Exercise instructions:
**1.** Using the article on Steve Garvey's Hall of Fame case, answer each question below in a few words.
(a) How many consecutive games did Garvey play to set the National League record?
(b) What share of the vote did Garvey receive in his third year on the ballot?
(c) At which event and in which city will the committee vote?
**2.** Extend the article on Steve Garvey's Hall of Fame case, picking up after its final sentence.

··· Selected text

Analyzing the Hall of Fame Cases for Don Mattingly, Steve Garvey and more
The following article is part of my ongoing look at the candidates on the 2018 Modern Baseball Era Committee Hall of Fame ballot, which will be voted upon by a 16-member committee of writers, executives and Hall of Fame players at the Winter Meetings in Orlando, Fla., with the results to be announced on Dec. 10 at 6 p.m. ET. For a detailed introduction to the Modern Baseball ballot, please see here, and for a fuller introduction to JAWS, see here.
Steve Garvey, (37.7/28.6/33.1, 51st among 1B)
Avg HOF 1B: 66.4/42.7/54.6
A remarkably consistent and durable player during the prime of his 19-year career (1969–1987), Garvey was the most heralded member of the Dodgers' Longest Running Infield, earning All-Star honors every year from 1974–1981 and again in 1984 and '85, his second and third seasons with the Padres after departing Los Angeles via free agency. Stuck in a difficult hitters' park at Dodger Stadium, he did things that typically impress Hall of Fame voters, topping a .300 batting average seven times, 200 hits six times and 100 RBIs five times during that initial eight-year run. He won Gold Gloves in the first four of those years, all while maintaining perfectly coiffed hair.
Additionally, Garvey was great in the postseason (.338/.361/.550 with 11 homers in 232 PA) and helped lead his teams to five World Series appearances and one title (1981 with the Dodgers). He also won plenty of hardware (1974 MVP, two-time All-Star Game MVP), played in 10 All-Star games and set the National League record for consecutive games played with 1,207 from Sept. 3, 1975, to July 29, 1983; that streak still ranks as the fourth-longest behind those of Cal Ripken, Lou Gehrig and Everett Scott.
Garvey finished with a .294/.329/.446 regular season line, 2,599 hits and 272 homers, favorable numbers for his Hall of Fame case. His Hall of Fame Monitor score—a Bill James invention that credits factors like those aforementioned round numbers and postseason appearances—of 130 suggests he was a "virtual cinch." Even so, Garvey never got closer than the 42.6% he received in his third year on the ballot. A messy divorce, a pair of paternity suits and further legal problems tarnished his apple-pie image, which didn't help.

······
··· Stored rows

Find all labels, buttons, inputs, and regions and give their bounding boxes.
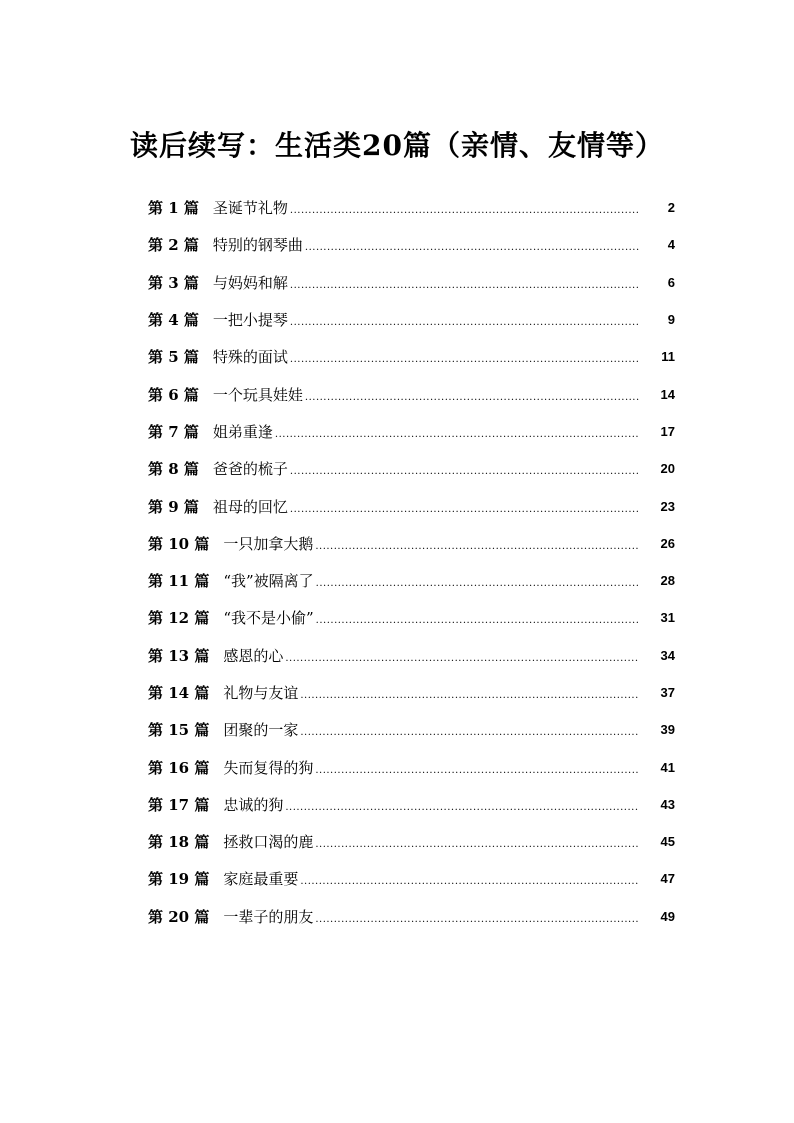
toc-entry-16[interactable] [148,748,675,785]
chapter-number: 第 14 篇 [148,684,210,702]
toc-entry-3[interactable] [148,264,675,301]
chapter-title: 一把小提琴 [212,311,288,330]
toc-entry-2[interactable] [148,226,675,263]
page-number: 39 [660,722,675,738]
dot-leader [300,876,639,887]
dot-leader [316,615,639,626]
page-number: 28 [660,573,675,589]
page-number: 6 [667,274,675,290]
chapter-number: 第 16 篇 [148,758,210,777]
chapter-title: 特殊的面试 [212,348,288,367]
chapter-title: 特别的钢琴曲 [212,236,303,255]
page-number: 4 [667,237,675,253]
page-number: 45 [660,834,675,850]
page-number: 2 [667,200,675,216]
toc-entry-17[interactable] [148,786,675,823]
chapter-number: 第 4 篇 [148,311,199,330]
chapter-title: 爸爸的梳子 [212,460,288,479]
table-of-contents [148,189,675,935]
toc-entry-12[interactable] [148,599,675,636]
chapter-title: “我”被隔离了 [223,572,314,591]
page-number: 47 [660,871,675,887]
toc-entry-18[interactable] [148,823,675,860]
chapter-number: 第 11 篇 [148,572,210,591]
dot-leader [300,727,639,738]
page-number: 14 [660,386,675,402]
dot-leader [315,765,639,776]
page-number: 11 [661,349,675,365]
page-number: 49 [660,908,675,924]
dot-leader [275,429,639,440]
dot-leader [300,690,639,701]
chapter-title: 一辈子的朋友 [223,907,314,926]
toc-entry-9[interactable] [148,487,675,524]
chapter-number: 第 13 篇 [148,646,210,665]
toc-entry-13[interactable] [148,637,675,674]
toc-entry-6[interactable] [148,375,675,412]
dot-leader [290,280,639,291]
toc-entry-15[interactable] [148,711,675,748]
page-number: 9 [667,312,675,328]
chapter-number: 第 10 篇 [148,534,210,553]
chapter-number: 第 7 篇 [148,422,199,441]
toc-entry-7[interactable] [148,413,675,450]
dot-leader [290,354,639,365]
toc-entry-19[interactable] [148,860,675,897]
chapter-title: 姐弟重逢 [212,422,273,441]
chapter-title: 一只加拿大鹅 [223,534,314,553]
chapter-title: 失而复得的狗 [223,758,314,777]
page-number: 17 [660,423,675,439]
page-number: 20 [660,461,675,477]
document-title: 读后续写：生活类20篇（亲情、友情等） [130,129,664,162]
toc-entry-14[interactable] [148,674,675,711]
chapter-title: 团聚的一家 [223,721,299,740]
dot-leader [315,914,639,925]
dot-leader [290,466,639,477]
chapter-number: 第 20 篇 [148,907,210,926]
page-number: 23 [660,498,675,514]
chapter-title: 圣诞节礼物 [212,199,288,218]
toc-entry-4[interactable] [148,301,675,338]
dot-leader [305,242,639,253]
page-number: 41 [660,759,675,775]
dot-leader [305,392,639,403]
dot-leader [285,653,639,664]
chapter-number: 第 9 篇 [148,497,199,516]
chapter-title: 家庭最重要 [223,870,299,889]
chapter-number: 第 12 篇 [148,609,210,628]
toc-entry-20[interactable] [148,898,675,935]
chapter-number: 第 1 篇 [148,199,199,218]
dot-leader [290,504,639,515]
chapter-title: 礼物与友谊 [223,684,299,702]
page-number: 43 [660,796,675,812]
dot-leader [315,541,639,552]
chapter-title: 祖母的回忆 [212,497,288,516]
chapter-number: 第 18 篇 [148,833,210,852]
chapter-number: 第 6 篇 [148,385,199,404]
toc-entry-5[interactable] [148,338,675,375]
dot-leader [290,205,639,216]
chapter-number: 第 8 篇 [148,460,199,479]
dot-leader [290,317,639,328]
page-number: 26 [660,535,675,551]
page-number: 31 [660,610,675,626]
toc-entry-10[interactable] [148,525,675,562]
chapter-number: 第 15 篇 [148,721,210,740]
toc-entry-8[interactable] [148,450,675,487]
dot-leader [285,802,639,813]
chapter-title: 与妈妈和解 [212,273,288,292]
chapter-number: 第 17 篇 [148,795,210,814]
chapter-title: 忠诚的狗 [223,795,284,814]
chapter-title: “我不是小偷” [223,609,314,628]
toc-entry-11[interactable] [148,562,675,599]
dot-leader [315,839,639,850]
chapter-number: 第 3 篇 [148,273,199,292]
chapter-number: 第 5 篇 [148,348,199,367]
chapter-number: 第 19 篇 [148,870,210,889]
page-number: 34 [660,647,675,663]
toc-entry-1[interactable] [148,189,675,226]
chapter-title: 拯救口渴的鹿 [223,833,314,852]
chapter-title: 感恩的心 [223,646,284,665]
page-number: 37 [660,685,675,700]
chapter-number: 第 2 篇 [148,236,199,255]
dot-leader [316,578,639,589]
chapter-title: 一个玩具娃娃 [212,385,303,404]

······

Responses to the exercise:
**1.**
(a) 1,207
(b) 42.6%
(c) The Winter Meetings in Orlando, Fla.

**2.**
From an advanced statistical standpoint, Garvey's problems are twofold. He walked in just 5% of his plate appearances (3.8% unintentionally) en route to an OBP that was just one point above the park-adjusted league average for his career. As a result, his 117 OPS+ ranks just sixth among the nine first basemen with at least 7,000 PA from 1969–1992 (a period bracketed by expansions), well behind the enshrined Eddie Murray (136), Rod Carew (134) and Tony Perez (124), not to mention a much better candidate in Keith Hernandez (128).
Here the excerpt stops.